▶ _Written instruction_
Copy all lines below containing "placeholder".

▶ _Input material_
= = = = = = =

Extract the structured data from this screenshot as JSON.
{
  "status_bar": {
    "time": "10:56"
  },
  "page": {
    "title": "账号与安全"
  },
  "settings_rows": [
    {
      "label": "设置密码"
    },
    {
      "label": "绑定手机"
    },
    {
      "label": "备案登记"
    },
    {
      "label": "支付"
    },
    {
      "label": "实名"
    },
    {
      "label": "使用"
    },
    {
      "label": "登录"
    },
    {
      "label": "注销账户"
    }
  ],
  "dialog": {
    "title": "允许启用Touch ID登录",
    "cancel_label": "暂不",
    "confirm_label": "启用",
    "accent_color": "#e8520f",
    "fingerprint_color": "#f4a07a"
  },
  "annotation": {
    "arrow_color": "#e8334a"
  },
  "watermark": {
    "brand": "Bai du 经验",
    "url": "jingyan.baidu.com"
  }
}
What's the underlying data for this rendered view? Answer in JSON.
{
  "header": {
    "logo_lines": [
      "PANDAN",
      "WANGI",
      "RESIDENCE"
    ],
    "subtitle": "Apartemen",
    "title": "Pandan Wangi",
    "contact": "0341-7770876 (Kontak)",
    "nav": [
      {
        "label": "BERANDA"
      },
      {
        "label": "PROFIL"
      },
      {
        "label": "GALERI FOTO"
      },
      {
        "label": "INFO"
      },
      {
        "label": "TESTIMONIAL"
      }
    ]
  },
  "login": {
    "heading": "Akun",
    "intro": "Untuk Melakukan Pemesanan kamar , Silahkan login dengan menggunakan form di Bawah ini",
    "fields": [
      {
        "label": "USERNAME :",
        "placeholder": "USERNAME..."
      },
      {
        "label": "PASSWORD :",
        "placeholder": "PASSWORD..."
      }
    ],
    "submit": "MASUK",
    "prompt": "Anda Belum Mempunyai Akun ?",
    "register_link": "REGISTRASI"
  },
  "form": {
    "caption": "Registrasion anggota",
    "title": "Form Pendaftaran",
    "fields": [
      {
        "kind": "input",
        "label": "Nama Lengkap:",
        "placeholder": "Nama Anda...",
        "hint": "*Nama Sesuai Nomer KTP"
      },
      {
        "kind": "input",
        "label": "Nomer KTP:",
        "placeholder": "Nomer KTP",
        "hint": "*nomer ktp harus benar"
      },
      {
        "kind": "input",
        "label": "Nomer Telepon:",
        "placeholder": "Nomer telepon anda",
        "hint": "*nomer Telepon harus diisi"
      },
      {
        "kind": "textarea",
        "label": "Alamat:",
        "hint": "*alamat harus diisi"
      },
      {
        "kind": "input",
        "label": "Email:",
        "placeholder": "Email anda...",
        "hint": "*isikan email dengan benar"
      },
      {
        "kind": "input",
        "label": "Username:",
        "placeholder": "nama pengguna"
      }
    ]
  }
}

= = = = = = =

▶ _Answer to this exercise_
        "placeholder": "USERNAME..."
        "placeholder": "PASSWORD..."
        "placeholder": "Nama Anda...",
        "placeholder": "Nomer KTP",
        "placeholder": "Nomer telepon anda",
        "placeholder": "Email anda...",
        "placeholder": "nama pengguna"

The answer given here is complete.